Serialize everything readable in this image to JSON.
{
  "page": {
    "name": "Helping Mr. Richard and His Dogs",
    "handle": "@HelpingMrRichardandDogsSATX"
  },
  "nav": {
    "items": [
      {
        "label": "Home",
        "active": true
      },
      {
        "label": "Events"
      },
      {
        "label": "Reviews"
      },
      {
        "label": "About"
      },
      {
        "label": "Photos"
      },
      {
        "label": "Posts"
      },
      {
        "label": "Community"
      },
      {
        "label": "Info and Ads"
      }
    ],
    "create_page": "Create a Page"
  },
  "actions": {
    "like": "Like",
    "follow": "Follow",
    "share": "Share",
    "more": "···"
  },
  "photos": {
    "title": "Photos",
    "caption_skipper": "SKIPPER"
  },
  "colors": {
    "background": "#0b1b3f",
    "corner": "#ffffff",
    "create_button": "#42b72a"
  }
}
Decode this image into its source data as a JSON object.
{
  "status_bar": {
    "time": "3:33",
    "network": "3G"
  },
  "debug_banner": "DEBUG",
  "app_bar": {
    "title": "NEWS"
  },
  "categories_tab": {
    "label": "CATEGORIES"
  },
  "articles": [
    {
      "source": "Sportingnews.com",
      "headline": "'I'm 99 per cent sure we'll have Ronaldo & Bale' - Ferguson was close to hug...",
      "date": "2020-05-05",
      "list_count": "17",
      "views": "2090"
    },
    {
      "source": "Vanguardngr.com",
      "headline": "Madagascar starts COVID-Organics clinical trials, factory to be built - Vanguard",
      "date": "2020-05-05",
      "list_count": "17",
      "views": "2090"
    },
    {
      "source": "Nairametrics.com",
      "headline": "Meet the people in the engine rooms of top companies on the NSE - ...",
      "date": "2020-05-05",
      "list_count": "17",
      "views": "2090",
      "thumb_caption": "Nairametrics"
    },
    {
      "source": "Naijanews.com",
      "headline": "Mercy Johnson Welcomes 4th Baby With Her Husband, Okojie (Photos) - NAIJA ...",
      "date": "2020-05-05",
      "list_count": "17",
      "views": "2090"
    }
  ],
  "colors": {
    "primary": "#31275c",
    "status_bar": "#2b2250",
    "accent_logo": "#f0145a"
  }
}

::::::::::

Requirement: Search the data for "headline" and list every line in which it occurs.

Output for this task:
      "headline": "'I'm 99 per cent sure we'll have Ronaldo & Bale' - Ferguson was close to hug...",
      "headline": "Madagascar starts COVID-Organics clinical trials, factory to be built - Vanguard",
      "headline": "Meet the people in the engine rooms of top companies on the NSE - ...",
      "headline": "Mercy Johnson Welcomes 4th Baby With Her Husband, Okojie (Photos) - NAIJA ...",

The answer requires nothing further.